--- EXTRAIT ---

Quand la société française débat sur la délicate question de l'identité, Naïma, petite fille de harki vivant à Paris, se questionne une fois de plus sur le pays d'Ali son grand-père, un montagnard kabyle né en Algérie. Jusqu'alors ce passé n'avait été pour Naïma qu'une toile de fond sans trop d'intérêt, même si, stigmatisée par sa peau brune, elle supporte régulièrement des commentaires discriminatoires. Aujourd'hui, dans une France qui endure une vague d'attentats islamistes, elle souhaite s'imprégner de ses origines, boire à la source de ses racines familiales dont personne n'a jugé bon de l'entretenir, même son père, arrivé en France en 1962, refuse, dans un mutisme indéverrouillable, de raconter son Algérie. Sa grand-mère Yema pourrait peut-être répondre, mais la barrière de la langue s'y oppose, en effet, elle ne parle que le berbère, langue incompréhensible pour Naïma. Son grand-père étant décédé depuis longtemps, Naïma se retrouve seule avec ce questionnement légitime : Pourquoi l'Histoire a fait de son grand-père un harki ? Pourquoi ce silence assourdissant sur la vie d'avant ? Comment transformer cette négation du passé en affirmation du présent ? A l'occasion de l'organisation d'une expo sur l'oeuvre d'un artiste algérien, son patron lui demande de partir sur place à Alger. Même si réticences existent, comme un malaise non définissable, l'aubaine est trop belle de rassembler les chaînons manquants de son histoire familiale et de mettre enfin des images sur un pays qu'elle ne connaît pas et où son père est né.

--- SECTION DES DONNÉES ---

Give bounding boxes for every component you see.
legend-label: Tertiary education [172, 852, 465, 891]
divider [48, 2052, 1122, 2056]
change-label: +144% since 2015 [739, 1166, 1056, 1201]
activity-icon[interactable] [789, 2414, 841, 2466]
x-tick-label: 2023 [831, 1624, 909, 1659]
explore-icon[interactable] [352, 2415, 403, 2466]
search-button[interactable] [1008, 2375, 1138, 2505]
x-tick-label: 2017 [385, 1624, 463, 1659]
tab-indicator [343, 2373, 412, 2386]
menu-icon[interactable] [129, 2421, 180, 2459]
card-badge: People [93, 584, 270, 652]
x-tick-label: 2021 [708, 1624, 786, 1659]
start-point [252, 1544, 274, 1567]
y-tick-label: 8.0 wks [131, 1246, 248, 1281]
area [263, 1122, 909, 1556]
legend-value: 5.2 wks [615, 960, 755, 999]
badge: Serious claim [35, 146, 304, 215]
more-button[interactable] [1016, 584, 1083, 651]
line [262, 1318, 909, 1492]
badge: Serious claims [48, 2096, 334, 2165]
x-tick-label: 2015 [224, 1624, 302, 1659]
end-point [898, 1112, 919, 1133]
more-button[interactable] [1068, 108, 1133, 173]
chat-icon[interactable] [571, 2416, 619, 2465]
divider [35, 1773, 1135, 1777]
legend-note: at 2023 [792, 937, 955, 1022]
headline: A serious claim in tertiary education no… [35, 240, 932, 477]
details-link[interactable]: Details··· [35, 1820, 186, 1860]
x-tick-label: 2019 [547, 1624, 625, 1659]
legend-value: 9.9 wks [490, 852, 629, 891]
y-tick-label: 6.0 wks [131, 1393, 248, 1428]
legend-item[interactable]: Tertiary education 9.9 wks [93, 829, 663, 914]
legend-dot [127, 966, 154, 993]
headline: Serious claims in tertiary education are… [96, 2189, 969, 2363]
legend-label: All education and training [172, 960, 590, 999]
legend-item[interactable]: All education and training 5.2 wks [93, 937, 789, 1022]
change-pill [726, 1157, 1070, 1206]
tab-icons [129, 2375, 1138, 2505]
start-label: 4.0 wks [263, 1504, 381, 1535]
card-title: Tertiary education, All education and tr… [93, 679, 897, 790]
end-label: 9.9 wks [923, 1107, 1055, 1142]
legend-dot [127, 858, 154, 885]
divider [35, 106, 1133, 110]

---

ÉNONCÉ DE LA TÂCHE
Reproduisez intégralement, sans aucune modification, l'extrait ci-dessus consacré à la quête des origines de Naïma.

RÉPONSE AU PROBLÈME
Quand la société française débat sur la délicate question de l'identité, Naïma, petite fille de harki vivant à Paris, se questionne une fois de plus sur le pays d'Ali son grand-père, un montagnard kabyle né en Algérie. Jusqu'alors ce passé n'avait été pour Naïma qu'une toile de fond sans trop d'intérêt, même si, stigmatisée par sa peau brune, elle supporte régulièrement des commentaires discriminatoires. Aujourd'hui, dans une France qui endure une vague d'attentats islamistes, elle souhaite s'imprégner de ses origines, boire à la source de ses racines familiales dont personne n'a jugé bon de l'entretenir, même son père, arrivé en France en 1962, refuse, dans un mutisme indéverrouillable, de raconter son Algérie. Sa grand-mère Yema pourrait peut-être répondre, mais la barrière de la langue s'y oppose, en effet, elle ne parle que le berbère, langue incompréhensible pour Naïma. Son grand-père étant décédé depuis longtemps, Naïma se retrouve seule avec ce questionnement légitime : Pourquoi l'Histoire a fait de son grand-père un harki ? Pourquoi ce silence assourdissant sur la vie d'avant ? Comment transformer cette négation du passé en affirmation du présent ? A l'occasion de l'organisation d'une expo sur l'oeuvre d'un artiste algérien, son patron lui demande de partir sur place à Alger. Même si réticences existent, comme un malaise non définissable, l'aubaine est trop belle de rassembler les chaînons manquants de son histoire familiale et de mettre enfin des images sur un pays qu'elle ne connaît pas et où son père est né.